====== DATA FOR PROCESSING

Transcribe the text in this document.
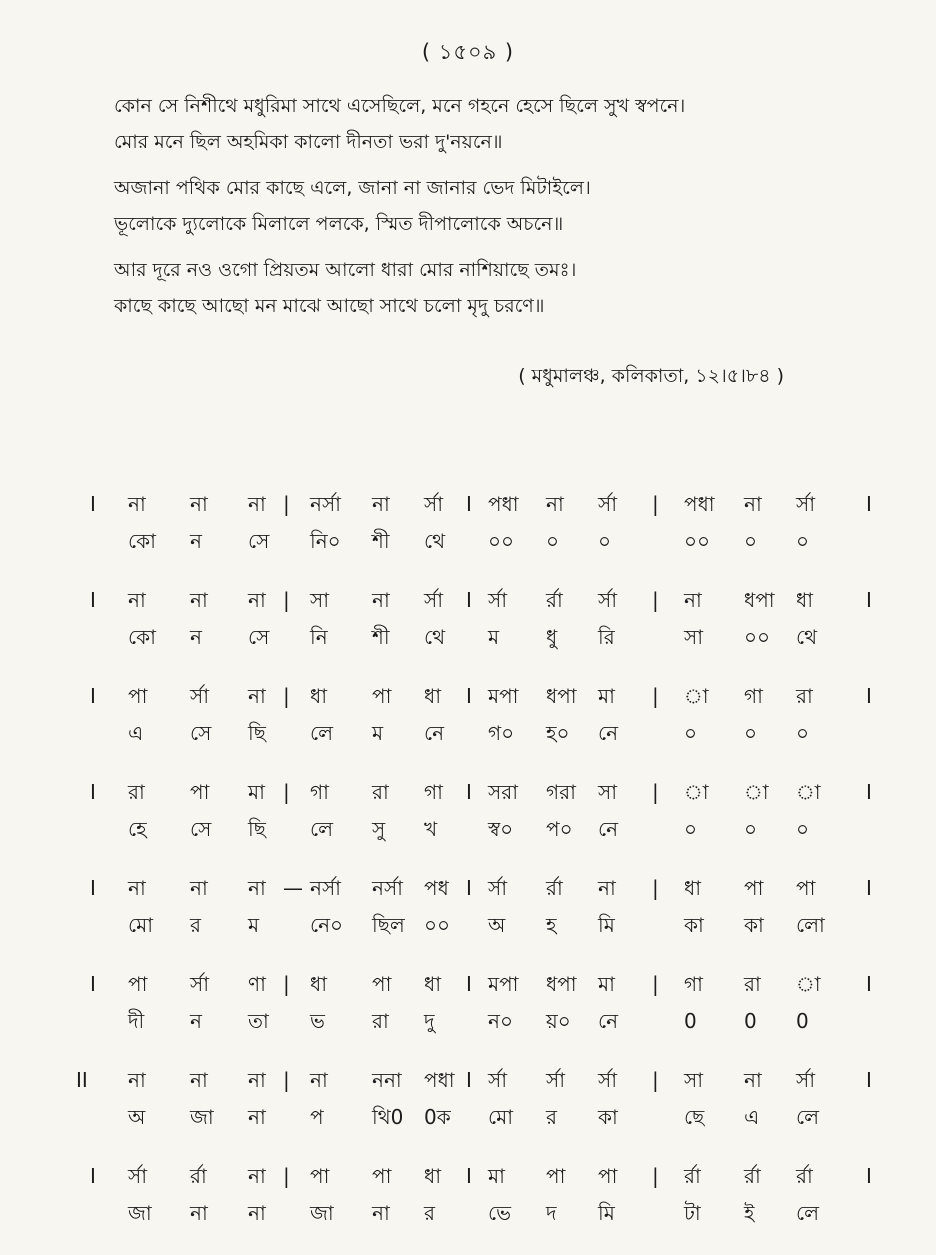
( ১৫০৯ )
কোন সে নিশীথে মধুরিমা সাথে এসেছিলে, মনে গহনে হেসে ছিলে সুখ স্বপনে।
মোর মনে ছিল অহমিকা কালো দীনতা ভরা দু'নয়নে॥
অজানা পথিক মোর কাছে এলে, জানা না জানার ভেদ মিটাইলে।
ভূলোকে দ্যুলোকে মিলালে পলকে, স্মিত দীপালোকে অচনে॥
আর দূরে নও ওগো প্রিয়তম আলো ধারা মোর নাশিয়াছে তমঃ।
কাছে কাছে আছো মন মাঝে আছো সাথে চলো মৃদু চরণে॥
( মধুমালঞ্চ, কলিকাতা, ১২।৫।৮৪ )
I না না না | নর্সা না র্সা I পধা না র্সা | পধা না র্সা	I
কো ন সে নি০ শী থে ০০ ০ ০	০০ ০ ০
I না না না | সা না র্সা I র্সা র্রা র্সা | না ধপা ধা	I
কো ন সে নি শী থে ম ধু রি	সা ০০ থে
I পা র্সা না | ধা পা ধা I মপা ধপা মা | া গা রা	I
এ সে ছি লে ম নে গ০ হ০ নে	০ ০ ০
I রা পা মা | গা রা গা I সরা গরা সা | া া া I
হে সে ছি লে সু খ	স্ব০ প০ নে	০ ০ ০
I না না না — নর্সা নর্সা পধ I র্সা র্রা না | ধা পা পা	I
মো র ম	নে০ ছিল ০০ অ হ মি	কা কা লো
I পা র্সা ণা | ধা পা ধা I মপা ধপা মা | গা রা া I
দী ন তা ভ রা দু	ন০ য়০ নে	0 0 0
II না না না | না ননা পধা I র্সা র্সা র্সা | সা না র্সা	I
অ জা না প থি0 0ক মো র কা	ছে এ লে
I র্সা র্রা না | পা পা ধা I মা পা পা | র্রা র্রা র্রা	I
জা না না জা না র	ভে দ মি	টা ই লে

============

*YOUR TASK*: Output the records above exactly as they are, leaving out the pictures.

*FINISHED TASK*:
Transcribe the text in this document.
( ১৫০৯ )
কোন সে নিশীথে মধুরিমা সাথে এসেছিলে, মনে গহনে হেসে ছিলে সুখ স্বপনে।
মোর মনে ছিল অহমিকা কালো দীনতা ভরা দু'নয়নে॥
অজানা পথিক মোর কাছে এলে, জানা না জানার ভেদ মিটাইলে।
ভূলোকে দ্যুলোকে মিলালে পলকে, স্মিত দীপালোকে অচনে॥
আর দূরে নও ওগো প্রিয়তম আলো ধারা মোর নাশিয়াছে তমঃ।
কাছে কাছে আছো মন মাঝে আছো সাথে চলো মৃদু চরণে॥
( মধুমালঞ্চ, কলিকাতা, ১২।৫।৮৪ )
I না না না | নর্সা না র্সা I পধা না র্সা | পধা না র্সা	I
কো ন সে নি০ শী থে ০০ ০ ০	০০ ০ ০
I না না না | সা না র্সা I র্সা র্রা র্সা | না ধপা ধা	I
কো ন সে নি শী থে ম ধু রি	সা ০০ থে
I পা র্সা না | ধা পা ধা I মপা ধপা মা | া গা রা	I
এ সে ছি লে ম নে গ০ হ০ নে	০ ০ ০
I রা পা মা | গা রা গা I সরা গরা সা | া া া I
হে সে ছি লে সু খ	স্ব০ প০ নে	০ ০ ০
I না না না — নর্সা নর্সা পধ I র্সা র্রা না | ধা পা পা	I
মো র ম	নে০ ছিল ০০ অ হ মি	কা কা লো
I পা র্সা ণা | ধা পা ধা I মপা ধপা মা | গা রা া I
দী ন তা ভ রা দু	ন০ য়০ নে	0 0 0
II না না না | না ননা পধা I র্সা র্সা র্সা | সা না র্সা	I
অ জা না প থি0 0ক মো র কা	ছে এ লে
I র্সা র্রা না | পা পা ধা I মা পা পা | র্রা র্রা র্রা	I
জা না না জা না র	ভে দ মি	টা ই লে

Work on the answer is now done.